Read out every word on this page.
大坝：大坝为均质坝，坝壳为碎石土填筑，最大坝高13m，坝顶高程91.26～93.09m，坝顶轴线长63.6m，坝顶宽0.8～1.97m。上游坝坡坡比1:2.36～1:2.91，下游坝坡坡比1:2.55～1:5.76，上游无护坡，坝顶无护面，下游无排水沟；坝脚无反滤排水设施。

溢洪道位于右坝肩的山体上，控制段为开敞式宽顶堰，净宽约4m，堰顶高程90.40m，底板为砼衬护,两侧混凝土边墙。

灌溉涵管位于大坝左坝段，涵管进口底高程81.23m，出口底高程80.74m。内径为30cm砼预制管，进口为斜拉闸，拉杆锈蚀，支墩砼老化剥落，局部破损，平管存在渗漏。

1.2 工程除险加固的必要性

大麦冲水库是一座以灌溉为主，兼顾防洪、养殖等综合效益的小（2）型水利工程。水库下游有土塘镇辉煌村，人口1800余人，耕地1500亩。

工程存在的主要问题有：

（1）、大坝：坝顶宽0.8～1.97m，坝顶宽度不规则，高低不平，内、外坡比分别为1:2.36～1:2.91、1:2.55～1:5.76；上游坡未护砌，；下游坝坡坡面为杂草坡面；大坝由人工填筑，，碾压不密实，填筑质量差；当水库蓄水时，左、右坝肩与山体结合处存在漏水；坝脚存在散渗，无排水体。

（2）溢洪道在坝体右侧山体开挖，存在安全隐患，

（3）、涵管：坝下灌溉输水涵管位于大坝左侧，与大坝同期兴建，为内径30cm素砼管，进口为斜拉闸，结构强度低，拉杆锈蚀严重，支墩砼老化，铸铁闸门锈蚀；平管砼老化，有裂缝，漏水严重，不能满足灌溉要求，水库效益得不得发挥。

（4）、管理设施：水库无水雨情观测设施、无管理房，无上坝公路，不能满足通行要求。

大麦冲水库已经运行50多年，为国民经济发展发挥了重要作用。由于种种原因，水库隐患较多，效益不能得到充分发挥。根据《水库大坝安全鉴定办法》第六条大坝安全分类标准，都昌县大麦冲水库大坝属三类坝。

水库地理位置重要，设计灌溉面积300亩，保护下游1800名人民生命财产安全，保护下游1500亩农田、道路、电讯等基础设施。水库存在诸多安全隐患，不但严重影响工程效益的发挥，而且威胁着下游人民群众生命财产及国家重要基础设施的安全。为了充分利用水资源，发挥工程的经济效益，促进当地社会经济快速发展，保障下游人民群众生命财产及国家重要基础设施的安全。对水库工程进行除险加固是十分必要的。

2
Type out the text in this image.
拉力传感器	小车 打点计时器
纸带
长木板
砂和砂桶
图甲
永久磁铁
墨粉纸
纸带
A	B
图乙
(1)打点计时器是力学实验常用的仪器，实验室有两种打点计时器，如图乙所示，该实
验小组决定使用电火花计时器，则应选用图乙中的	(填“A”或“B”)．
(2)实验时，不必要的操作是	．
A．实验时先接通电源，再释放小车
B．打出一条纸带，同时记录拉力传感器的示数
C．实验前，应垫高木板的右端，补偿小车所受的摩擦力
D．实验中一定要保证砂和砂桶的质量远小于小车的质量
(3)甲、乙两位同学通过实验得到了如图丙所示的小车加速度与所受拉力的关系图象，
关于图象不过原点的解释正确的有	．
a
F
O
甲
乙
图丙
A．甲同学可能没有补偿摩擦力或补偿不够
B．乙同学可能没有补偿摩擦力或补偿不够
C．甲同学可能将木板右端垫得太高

.....

EXERCISE TASK: Repeat the records above exactly, leaving none out.

ANSWER FOR THIS EXERCISE:
Read out every word on this page.
大坝：大坝为均质坝，坝壳为碎石土填筑，最大坝高13m，坝顶高程91.26～93.09m，坝顶轴线长63.6m，坝顶宽0.8～1.97m。上游坝坡坡比1:2.36～1:2.91，下游坝坡坡比1:2.55～1:5.76，上游无护坡，坝顶无护面，下游无排水沟；坝脚无反滤排水设施。

溢洪道位于右坝肩的山体上，控制段为开敞式宽顶堰，净宽约4m，堰顶高程90.40m，底板为砼衬护,两侧混凝土边墙。

灌溉涵管位于大坝左坝段，涵管进口底高程81.23m，出口底高程80.74m。内径为30cm砼预制管，进口为斜拉闸，拉杆锈蚀，支墩砼老化剥落，局部破损，平管存在渗漏。

1.2 工程除险加固的必要性

大麦冲水库是一座以灌溉为主，兼顾防洪、养殖等综合效益的小（2）型水利工程。水库下游有土塘镇辉煌村，人口1800余人，耕地1500亩。

工程存在的主要问题有：

（1）、大坝：坝顶宽0.8～1.97m，坝顶宽度不规则，高低不平，内、外坡比分别为1:2.36～1:2.91、1:2.55～1:5.76；上游坡未护砌，；下游坝坡坡面为杂草坡面；大坝由人工填筑，，碾压不密实，填筑质量差；当水库蓄水时，左、右坝肩与山体结合处存在漏水；坝脚存在散渗，无排水体。

（2）溢洪道在坝体右侧山体开挖，存在安全隐患，

（3）、涵管：坝下灌溉输水涵管位于大坝左侧，与大坝同期兴建，为内径30cm素砼管，进口为斜拉闸，结构强度低，拉杆锈蚀严重，支墩砼老化，铸铁闸门锈蚀；平管砼老化，有裂缝，漏水严重，不能满足灌溉要求，水库效益得不得发挥。

（4）、管理设施：水库无水雨情观测设施、无管理房，无上坝公路，不能满足通行要求。

大麦冲水库已经运行50多年，为国民经济发展发挥了重要作用。由于种种原因，水库隐患较多，效益不能得到充分发挥。根据《水库大坝安全鉴定办法》第六条大坝安全分类标准，都昌县大麦冲水库大坝属三类坝。

水库地理位置重要，设计灌溉面积300亩，保护下游1800名人民生命财产安全，保护下游1500亩农田、道路、电讯等基础设施。水库存在诸多安全隐患，不但严重影响工程效益的发挥，而且威胁着下游人民群众生命财产及国家重要基础设施的安全。为了充分利用水资源，发挥工程的经济效益，促进当地社会经济快速发展，保障下游人民群众生命财产及国家重要基础设施的安全。对水库工程进行除险加固是十分必要的。

2
Type out the text in this image.
拉力传感器	小车 打点计时器
纸带
长木板
砂和砂桶
图甲
永久磁铁
墨粉纸
纸带
A	B
图乙
(1)打点计时器是力学实验常用的仪器，实验室有两种打点计时器，如图乙所示，该实
验小组决定使用电火花计时器，则应选用图乙中的	(填“A”或“B”)．
(2)实验时，不必要的操作是	．
A．实验时先接通电源，再释放小车
B．打出一条纸带，同时记录拉力传感器的示数
C．实验前，应垫高木板的右端，补偿小车所受的摩擦力
D．实验中一定要保证砂和砂桶的质量远小于小车的质量
(3)甲、乙两位同学通过实验得到了如图丙所示的小车加速度与所受拉力的关系图象，
关于图象不过原点的解释正确的有	．
a
F
O
甲
乙
图丙
A．甲同学可能没有补偿摩擦力或补偿不够
B．乙同学可能没有补偿摩擦力或补偿不够
C．甲同学可能将木板右端垫得太高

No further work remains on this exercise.